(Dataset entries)
▶

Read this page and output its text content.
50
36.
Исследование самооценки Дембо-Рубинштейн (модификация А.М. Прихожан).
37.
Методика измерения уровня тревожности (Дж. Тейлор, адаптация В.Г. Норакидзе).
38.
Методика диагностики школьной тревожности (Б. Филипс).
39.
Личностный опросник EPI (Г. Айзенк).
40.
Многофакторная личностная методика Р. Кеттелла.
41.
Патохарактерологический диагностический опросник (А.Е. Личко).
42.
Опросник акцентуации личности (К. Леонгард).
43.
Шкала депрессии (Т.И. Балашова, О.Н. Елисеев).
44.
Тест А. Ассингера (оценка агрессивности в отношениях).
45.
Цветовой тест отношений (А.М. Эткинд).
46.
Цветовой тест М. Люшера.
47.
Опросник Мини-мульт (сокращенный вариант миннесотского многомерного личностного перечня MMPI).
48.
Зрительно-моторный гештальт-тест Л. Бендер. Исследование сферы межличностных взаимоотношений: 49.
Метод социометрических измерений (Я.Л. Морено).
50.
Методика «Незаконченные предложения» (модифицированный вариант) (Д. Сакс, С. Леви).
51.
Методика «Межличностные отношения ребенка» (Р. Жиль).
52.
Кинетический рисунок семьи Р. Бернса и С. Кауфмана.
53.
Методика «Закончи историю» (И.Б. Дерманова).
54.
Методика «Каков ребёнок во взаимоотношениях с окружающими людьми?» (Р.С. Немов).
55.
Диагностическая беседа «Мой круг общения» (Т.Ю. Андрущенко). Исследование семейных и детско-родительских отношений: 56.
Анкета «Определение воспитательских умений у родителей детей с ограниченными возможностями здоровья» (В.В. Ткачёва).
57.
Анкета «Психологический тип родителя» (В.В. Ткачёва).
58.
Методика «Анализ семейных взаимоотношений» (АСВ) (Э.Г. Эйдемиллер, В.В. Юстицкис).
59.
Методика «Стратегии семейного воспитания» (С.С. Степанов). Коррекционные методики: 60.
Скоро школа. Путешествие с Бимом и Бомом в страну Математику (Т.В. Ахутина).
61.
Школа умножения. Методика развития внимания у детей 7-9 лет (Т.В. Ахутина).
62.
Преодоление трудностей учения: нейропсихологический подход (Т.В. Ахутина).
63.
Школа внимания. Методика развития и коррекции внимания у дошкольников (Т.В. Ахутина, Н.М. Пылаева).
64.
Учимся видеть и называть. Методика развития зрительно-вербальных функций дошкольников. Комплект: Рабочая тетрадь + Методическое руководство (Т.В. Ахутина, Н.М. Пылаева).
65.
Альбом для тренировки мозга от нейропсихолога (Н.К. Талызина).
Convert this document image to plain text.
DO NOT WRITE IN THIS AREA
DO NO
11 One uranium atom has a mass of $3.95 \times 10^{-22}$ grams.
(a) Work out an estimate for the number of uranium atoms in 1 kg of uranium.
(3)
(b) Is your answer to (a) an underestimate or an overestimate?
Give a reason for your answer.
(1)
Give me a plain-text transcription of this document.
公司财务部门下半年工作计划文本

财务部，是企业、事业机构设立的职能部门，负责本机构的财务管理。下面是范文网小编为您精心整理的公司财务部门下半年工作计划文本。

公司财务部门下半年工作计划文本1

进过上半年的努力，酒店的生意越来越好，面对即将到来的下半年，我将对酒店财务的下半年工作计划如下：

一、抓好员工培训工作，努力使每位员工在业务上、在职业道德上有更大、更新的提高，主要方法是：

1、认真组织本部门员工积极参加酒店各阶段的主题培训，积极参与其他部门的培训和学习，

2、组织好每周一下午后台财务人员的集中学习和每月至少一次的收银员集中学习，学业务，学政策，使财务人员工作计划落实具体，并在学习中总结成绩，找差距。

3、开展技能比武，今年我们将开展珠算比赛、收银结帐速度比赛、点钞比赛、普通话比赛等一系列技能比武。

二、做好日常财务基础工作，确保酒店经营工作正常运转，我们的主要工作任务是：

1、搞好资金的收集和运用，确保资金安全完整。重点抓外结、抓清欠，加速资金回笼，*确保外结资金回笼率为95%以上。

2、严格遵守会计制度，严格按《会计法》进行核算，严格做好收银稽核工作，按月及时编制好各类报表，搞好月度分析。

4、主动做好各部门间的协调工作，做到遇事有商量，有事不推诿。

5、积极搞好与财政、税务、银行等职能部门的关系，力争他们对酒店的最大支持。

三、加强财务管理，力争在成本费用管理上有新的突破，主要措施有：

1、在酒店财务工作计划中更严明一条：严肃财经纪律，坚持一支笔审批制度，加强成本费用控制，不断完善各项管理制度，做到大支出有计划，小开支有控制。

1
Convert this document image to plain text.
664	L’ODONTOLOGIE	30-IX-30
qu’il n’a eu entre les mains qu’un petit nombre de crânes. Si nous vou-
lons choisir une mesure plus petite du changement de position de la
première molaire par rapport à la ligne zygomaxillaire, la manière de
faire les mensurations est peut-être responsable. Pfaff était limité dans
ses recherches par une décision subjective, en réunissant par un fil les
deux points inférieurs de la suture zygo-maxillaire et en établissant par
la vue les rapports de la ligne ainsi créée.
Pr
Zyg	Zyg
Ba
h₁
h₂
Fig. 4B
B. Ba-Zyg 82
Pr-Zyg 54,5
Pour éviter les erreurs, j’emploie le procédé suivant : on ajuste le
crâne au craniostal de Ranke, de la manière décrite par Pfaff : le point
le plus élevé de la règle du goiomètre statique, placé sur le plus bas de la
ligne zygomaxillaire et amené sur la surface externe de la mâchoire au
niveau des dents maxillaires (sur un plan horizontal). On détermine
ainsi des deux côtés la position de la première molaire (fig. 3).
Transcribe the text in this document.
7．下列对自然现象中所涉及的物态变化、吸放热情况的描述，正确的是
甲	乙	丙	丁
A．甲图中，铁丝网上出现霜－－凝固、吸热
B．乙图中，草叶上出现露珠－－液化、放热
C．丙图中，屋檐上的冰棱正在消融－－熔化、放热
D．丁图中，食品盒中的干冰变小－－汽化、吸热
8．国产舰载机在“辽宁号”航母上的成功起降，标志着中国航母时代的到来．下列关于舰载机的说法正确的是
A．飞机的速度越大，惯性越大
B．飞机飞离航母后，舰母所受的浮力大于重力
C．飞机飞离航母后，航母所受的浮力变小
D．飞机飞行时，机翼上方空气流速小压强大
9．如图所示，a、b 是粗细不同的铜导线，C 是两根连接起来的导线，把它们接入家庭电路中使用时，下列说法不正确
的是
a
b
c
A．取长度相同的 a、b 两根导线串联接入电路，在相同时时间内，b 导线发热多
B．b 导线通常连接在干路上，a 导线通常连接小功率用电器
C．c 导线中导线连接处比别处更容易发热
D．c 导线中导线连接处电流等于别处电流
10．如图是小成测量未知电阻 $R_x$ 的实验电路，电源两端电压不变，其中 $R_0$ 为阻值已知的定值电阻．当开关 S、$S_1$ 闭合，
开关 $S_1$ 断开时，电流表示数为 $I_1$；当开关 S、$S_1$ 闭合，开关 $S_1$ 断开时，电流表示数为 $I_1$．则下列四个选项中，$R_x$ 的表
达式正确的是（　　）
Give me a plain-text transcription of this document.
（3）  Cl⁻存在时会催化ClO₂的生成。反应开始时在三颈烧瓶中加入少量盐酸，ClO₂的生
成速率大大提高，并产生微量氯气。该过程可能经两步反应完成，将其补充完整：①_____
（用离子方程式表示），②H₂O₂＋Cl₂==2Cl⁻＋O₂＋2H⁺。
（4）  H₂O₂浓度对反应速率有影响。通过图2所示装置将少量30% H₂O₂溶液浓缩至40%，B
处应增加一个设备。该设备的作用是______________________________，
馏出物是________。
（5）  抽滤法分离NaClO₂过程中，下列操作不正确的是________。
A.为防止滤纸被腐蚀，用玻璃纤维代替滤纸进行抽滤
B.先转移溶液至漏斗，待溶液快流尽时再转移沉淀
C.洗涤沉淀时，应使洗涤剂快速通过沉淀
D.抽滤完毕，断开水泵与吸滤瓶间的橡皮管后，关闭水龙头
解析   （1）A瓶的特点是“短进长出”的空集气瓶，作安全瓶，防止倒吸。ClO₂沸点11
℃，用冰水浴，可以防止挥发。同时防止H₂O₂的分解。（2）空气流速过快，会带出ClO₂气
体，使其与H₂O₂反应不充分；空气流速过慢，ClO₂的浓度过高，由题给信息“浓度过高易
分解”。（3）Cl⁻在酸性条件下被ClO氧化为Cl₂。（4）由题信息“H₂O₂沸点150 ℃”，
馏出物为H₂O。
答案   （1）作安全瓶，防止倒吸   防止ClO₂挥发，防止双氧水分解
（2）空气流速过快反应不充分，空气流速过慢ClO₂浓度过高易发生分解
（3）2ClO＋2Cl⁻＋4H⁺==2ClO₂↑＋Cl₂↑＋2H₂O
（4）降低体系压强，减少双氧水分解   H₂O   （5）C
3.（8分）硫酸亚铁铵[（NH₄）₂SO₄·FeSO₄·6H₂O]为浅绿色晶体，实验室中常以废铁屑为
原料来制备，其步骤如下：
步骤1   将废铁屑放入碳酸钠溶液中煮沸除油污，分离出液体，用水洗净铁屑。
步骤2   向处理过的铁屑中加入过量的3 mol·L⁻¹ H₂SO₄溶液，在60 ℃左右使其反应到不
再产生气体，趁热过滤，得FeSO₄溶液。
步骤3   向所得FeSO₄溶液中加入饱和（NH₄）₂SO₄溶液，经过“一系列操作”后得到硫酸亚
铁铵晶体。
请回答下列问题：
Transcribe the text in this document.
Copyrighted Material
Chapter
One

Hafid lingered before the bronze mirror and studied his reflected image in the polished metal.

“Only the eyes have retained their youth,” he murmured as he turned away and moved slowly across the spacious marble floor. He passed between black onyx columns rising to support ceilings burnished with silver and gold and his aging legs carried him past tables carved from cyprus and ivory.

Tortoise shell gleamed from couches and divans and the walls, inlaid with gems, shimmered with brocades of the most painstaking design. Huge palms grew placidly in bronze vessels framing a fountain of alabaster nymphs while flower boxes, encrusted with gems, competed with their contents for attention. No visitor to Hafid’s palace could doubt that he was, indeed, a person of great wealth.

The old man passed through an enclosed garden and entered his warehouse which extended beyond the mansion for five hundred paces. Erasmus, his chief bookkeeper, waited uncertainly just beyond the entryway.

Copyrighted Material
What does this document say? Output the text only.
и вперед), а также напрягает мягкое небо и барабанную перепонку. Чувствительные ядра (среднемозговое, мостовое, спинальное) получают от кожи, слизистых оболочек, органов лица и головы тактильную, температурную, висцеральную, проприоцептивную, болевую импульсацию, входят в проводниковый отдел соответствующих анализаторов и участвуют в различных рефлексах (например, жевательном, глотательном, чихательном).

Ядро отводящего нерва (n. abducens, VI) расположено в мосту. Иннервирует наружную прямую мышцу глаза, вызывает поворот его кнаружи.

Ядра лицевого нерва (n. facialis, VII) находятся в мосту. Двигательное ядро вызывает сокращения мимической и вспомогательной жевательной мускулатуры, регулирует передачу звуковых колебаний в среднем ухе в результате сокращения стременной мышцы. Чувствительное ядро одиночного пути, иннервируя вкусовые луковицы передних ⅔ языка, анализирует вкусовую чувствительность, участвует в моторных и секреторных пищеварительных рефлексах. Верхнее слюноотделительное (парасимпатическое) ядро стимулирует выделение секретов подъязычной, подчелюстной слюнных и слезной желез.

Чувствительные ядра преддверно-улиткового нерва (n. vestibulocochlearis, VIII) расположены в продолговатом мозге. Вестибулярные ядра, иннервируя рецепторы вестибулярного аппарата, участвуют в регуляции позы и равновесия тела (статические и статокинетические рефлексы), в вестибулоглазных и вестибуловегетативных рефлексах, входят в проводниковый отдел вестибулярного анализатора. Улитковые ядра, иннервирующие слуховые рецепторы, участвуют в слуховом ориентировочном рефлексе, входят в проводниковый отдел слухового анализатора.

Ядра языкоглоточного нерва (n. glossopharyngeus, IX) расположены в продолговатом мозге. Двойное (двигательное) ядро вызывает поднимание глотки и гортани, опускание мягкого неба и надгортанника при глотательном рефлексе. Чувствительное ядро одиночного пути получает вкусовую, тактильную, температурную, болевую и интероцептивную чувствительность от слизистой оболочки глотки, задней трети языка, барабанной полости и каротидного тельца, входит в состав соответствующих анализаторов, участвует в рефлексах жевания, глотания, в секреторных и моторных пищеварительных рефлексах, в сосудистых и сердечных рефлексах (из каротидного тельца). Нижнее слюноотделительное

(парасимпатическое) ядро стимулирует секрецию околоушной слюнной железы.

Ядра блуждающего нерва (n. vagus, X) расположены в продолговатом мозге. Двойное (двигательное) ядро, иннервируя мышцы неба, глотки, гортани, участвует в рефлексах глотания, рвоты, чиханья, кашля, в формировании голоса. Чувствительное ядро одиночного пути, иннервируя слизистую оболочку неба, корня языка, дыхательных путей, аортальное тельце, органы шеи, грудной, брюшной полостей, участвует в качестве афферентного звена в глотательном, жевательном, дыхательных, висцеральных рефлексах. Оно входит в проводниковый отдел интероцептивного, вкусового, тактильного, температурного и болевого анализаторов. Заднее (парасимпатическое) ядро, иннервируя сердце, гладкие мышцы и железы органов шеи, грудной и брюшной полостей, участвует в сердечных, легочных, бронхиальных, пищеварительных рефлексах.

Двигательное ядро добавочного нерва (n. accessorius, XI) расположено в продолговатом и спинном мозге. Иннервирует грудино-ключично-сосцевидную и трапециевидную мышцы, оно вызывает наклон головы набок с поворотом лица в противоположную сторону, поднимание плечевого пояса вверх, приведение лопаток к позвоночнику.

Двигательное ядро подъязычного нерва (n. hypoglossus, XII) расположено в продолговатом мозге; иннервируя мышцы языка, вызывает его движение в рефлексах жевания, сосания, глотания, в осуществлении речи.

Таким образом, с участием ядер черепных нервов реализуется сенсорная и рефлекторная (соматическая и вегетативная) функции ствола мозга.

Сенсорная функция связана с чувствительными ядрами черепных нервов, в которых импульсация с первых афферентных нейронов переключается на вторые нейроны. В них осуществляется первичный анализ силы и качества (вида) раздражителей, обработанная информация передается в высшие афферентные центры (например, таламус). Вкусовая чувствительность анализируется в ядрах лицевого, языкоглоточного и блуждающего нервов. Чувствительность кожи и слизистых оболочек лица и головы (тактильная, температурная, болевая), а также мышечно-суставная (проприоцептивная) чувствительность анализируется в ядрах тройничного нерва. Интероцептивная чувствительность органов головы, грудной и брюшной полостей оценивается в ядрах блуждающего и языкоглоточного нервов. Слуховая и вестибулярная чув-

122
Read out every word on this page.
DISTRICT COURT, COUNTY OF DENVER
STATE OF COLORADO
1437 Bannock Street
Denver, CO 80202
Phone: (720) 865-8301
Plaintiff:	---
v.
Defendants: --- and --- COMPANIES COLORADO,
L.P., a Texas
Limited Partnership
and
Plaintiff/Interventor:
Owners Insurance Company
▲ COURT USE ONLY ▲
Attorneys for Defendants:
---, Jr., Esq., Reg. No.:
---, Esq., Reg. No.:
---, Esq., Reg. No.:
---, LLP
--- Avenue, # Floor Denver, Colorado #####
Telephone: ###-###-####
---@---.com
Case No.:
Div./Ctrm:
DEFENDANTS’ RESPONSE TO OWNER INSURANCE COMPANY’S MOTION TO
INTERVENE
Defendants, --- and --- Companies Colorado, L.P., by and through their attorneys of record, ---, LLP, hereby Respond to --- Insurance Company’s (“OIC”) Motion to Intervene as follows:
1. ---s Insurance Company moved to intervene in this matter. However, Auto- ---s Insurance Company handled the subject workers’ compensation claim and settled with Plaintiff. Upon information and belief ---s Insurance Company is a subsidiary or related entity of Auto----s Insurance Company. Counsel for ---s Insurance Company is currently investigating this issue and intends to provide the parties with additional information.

◀

**Given task**
Pull out every line from the one with "Read out every word on this page." to the end of the listing, and output only those.

**Reply**
Read out every word on this page.
DISTRICT COURT, COUNTY OF DENVER
STATE OF COLORADO
1437 Bannock Street
Denver, CO 80202
Phone: (720) 865-8301
Plaintiff:	---
v.
Defendants: --- and --- COMPANIES COLORADO,
L.P., a Texas
Limited Partnership
and
Plaintiff/Interventor:
Owners Insurance Company
▲ COURT USE ONLY ▲
Attorneys for Defendants:
---, Jr., Esq., Reg. No.:
---, Esq., Reg. No.:
---, Esq., Reg. No.:
---, LLP
--- Avenue, # Floor Denver, Colorado #####
Telephone: ###-###-####
---@---.com
Case No.:
Div./Ctrm:
DEFENDANTS’ RESPONSE TO OWNER INSURANCE COMPANY’S MOTION TO
INTERVENE
Defendants, --- and --- Companies Colorado, L.P., by and through their attorneys of record, ---, LLP, hereby Respond to --- Insurance Company’s (“OIC”) Motion to Intervene as follows:
1. ---s Insurance Company moved to intervene in this matter. However, Auto- ---s Insurance Company handled the subject workers’ compensation claim and settled with Plaintiff. Upon information and belief ---s Insurance Company is a subsidiary or related entity of Auto----s Insurance Company. Counsel for ---s Insurance Company is currently investigating this issue and intends to provide the parties with additional information.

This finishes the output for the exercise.